Lines of data:
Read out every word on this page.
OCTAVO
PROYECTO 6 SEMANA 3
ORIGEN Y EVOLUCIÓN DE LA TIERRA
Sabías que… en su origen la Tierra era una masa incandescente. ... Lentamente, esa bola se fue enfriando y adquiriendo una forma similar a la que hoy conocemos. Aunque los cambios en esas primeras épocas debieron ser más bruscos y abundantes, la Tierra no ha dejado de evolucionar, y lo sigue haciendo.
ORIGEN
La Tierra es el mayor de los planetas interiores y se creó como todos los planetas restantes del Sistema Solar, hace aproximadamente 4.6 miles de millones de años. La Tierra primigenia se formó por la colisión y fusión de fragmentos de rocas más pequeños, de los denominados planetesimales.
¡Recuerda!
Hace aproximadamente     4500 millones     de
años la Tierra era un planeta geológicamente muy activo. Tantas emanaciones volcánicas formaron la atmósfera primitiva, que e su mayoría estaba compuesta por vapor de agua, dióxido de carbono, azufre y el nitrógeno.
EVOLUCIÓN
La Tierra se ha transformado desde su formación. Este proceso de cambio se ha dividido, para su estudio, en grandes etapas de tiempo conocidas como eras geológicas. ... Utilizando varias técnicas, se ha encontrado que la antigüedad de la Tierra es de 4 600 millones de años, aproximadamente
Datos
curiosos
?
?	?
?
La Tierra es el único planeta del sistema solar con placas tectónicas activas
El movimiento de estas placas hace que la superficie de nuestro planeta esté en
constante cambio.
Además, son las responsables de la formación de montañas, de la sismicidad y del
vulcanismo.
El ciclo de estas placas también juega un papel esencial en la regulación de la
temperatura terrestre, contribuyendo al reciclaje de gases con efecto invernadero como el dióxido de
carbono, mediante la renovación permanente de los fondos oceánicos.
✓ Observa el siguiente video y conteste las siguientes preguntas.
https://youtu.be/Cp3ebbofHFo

■ **Your task**:
Restate every record exactly, leaving nothing out.

■ **Result**:
Read out every word on this page.
OCTAVO
PROYECTO 6 SEMANA 3
ORIGEN Y EVOLUCIÓN DE LA TIERRA
Sabías que… en su origen la Tierra era una masa incandescente. ... Lentamente, esa bola se fue enfriando y adquiriendo una forma similar a la que hoy conocemos. Aunque los cambios en esas primeras épocas debieron ser más bruscos y abundantes, la Tierra no ha dejado de evolucionar, y lo sigue haciendo.
ORIGEN
La Tierra es el mayor de los planetas interiores y se creó como todos los planetas restantes del Sistema Solar, hace aproximadamente 4.6 miles de millones de años. La Tierra primigenia se formó por la colisión y fusión de fragmentos de rocas más pequeños, de los denominados planetesimales.
¡Recuerda!
Hace aproximadamente     4500 millones     de
años la Tierra era un planeta geológicamente muy activo. Tantas emanaciones volcánicas formaron la atmósfera primitiva, que e su mayoría estaba compuesta por vapor de agua, dióxido de carbono, azufre y el nitrógeno.
EVOLUCIÓN
La Tierra se ha transformado desde su formación. Este proceso de cambio se ha dividido, para su estudio, en grandes etapas de tiempo conocidas como eras geológicas. ... Utilizando varias técnicas, se ha encontrado que la antigüedad de la Tierra es de 4 600 millones de años, aproximadamente
Datos
curiosos
?
?	?
?
La Tierra es el único planeta del sistema solar con placas tectónicas activas
El movimiento de estas placas hace que la superficie de nuestro planeta esté en
constante cambio.
Además, son las responsables de la formación de montañas, de la sismicidad y del
vulcanismo.
El ciclo de estas placas también juega un papel esencial en la regulación de la
temperatura terrestre, contribuyendo al reciclaje de gases con efecto invernadero como el dióxido de
carbono, mediante la renovación permanente de los fondos oceánicos.
✓ Observa el siguiente video y conteste las siguientes preguntas.
https://youtu.be/Cp3ebbofHFo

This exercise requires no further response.